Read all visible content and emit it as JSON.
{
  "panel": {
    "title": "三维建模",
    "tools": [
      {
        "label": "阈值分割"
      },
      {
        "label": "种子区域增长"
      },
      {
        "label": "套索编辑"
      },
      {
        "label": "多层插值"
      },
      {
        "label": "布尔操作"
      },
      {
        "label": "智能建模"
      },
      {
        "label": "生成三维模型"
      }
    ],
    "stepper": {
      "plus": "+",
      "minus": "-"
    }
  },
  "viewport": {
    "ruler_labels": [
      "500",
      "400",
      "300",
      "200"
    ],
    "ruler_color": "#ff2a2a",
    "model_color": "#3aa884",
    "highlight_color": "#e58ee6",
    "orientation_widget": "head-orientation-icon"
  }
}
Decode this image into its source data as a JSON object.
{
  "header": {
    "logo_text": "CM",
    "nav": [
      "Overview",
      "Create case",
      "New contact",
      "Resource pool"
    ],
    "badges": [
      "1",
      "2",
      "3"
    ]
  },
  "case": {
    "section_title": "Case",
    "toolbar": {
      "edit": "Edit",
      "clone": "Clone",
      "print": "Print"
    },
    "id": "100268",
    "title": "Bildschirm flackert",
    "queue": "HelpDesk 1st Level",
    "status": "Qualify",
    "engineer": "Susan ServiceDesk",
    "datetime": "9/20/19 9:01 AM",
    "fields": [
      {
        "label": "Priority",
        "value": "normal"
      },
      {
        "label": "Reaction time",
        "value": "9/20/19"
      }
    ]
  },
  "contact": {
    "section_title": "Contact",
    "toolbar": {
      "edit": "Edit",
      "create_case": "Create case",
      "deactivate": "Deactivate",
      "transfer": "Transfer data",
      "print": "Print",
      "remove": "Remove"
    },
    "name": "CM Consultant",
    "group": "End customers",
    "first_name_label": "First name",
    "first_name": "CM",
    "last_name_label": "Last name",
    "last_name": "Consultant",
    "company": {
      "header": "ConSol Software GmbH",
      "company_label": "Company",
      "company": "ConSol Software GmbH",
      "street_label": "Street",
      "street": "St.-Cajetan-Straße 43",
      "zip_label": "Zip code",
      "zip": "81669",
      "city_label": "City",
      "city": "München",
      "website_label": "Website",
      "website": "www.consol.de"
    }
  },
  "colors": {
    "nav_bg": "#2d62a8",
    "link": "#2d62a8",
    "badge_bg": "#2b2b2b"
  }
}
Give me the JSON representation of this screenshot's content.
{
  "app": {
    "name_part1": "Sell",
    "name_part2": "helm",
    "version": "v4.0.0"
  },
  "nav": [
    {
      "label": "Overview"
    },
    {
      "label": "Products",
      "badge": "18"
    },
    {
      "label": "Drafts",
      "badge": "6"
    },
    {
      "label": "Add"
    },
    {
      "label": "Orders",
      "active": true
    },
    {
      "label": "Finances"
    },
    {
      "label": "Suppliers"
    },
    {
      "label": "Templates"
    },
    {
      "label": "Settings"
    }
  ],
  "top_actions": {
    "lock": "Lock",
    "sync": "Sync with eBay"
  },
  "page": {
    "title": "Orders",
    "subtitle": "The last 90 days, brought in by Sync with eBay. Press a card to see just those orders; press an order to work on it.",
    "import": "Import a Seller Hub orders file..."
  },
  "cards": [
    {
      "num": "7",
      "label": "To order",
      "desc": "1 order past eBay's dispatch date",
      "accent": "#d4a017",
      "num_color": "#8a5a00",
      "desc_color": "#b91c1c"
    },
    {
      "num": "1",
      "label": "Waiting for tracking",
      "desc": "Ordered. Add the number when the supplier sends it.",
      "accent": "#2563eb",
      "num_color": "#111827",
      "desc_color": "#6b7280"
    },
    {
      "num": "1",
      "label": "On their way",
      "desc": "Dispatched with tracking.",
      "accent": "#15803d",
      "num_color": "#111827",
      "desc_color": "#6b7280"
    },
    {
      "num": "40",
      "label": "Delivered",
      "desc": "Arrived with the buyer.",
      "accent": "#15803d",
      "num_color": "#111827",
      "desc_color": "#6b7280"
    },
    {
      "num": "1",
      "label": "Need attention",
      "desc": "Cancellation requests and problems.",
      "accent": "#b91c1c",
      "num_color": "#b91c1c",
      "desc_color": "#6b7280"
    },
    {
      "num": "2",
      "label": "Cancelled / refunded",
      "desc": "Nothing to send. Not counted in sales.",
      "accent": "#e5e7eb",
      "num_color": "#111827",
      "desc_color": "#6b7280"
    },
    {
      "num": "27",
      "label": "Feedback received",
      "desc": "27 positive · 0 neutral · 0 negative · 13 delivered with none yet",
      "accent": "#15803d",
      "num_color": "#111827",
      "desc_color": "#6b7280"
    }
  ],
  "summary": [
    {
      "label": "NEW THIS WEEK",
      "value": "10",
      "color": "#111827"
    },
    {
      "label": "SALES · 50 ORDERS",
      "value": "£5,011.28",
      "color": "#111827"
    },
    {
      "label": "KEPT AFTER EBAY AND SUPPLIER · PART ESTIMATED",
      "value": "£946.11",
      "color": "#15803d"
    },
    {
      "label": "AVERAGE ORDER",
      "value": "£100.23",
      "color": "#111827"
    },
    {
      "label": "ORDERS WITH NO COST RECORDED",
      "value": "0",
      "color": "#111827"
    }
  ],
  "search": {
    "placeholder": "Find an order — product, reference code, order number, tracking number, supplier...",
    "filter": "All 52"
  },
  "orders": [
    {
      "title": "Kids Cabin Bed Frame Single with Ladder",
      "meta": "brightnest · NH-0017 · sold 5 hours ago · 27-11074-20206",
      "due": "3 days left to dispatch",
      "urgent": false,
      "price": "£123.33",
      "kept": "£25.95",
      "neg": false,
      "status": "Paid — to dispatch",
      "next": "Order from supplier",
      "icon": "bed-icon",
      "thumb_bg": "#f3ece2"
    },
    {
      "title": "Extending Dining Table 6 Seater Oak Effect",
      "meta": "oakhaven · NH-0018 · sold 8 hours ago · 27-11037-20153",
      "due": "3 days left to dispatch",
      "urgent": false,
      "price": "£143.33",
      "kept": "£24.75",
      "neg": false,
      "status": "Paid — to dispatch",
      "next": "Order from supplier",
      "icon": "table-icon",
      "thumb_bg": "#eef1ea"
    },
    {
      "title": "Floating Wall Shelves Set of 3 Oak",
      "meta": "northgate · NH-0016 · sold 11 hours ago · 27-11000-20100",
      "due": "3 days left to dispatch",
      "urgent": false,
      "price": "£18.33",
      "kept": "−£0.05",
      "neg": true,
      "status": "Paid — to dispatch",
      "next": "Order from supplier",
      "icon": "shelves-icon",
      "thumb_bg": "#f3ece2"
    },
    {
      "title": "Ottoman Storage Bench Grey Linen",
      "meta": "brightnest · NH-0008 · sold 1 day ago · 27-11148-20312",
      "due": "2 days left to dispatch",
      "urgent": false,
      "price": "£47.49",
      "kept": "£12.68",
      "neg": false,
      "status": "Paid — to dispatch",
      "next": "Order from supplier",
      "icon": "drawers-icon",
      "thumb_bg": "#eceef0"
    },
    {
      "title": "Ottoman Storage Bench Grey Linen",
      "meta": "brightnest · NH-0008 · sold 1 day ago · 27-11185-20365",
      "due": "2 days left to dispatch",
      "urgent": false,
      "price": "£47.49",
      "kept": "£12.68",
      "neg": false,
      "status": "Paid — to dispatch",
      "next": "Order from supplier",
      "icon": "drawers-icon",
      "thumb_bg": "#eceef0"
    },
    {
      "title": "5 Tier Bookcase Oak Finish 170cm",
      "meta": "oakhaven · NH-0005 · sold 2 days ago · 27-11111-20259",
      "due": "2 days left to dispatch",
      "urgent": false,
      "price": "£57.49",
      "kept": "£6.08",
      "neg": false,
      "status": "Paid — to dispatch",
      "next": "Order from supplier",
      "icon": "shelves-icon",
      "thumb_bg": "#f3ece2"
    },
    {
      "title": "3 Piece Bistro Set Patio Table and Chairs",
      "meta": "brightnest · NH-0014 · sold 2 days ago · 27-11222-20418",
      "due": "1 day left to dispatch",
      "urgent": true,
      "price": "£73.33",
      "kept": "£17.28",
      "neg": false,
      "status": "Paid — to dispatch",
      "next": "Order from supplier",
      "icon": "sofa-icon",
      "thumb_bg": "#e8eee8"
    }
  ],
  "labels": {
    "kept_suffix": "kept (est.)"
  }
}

-- -- --

— Problem statement —
Tell how many lines above contain the word "content". Give the number alone.

— Correct output —
2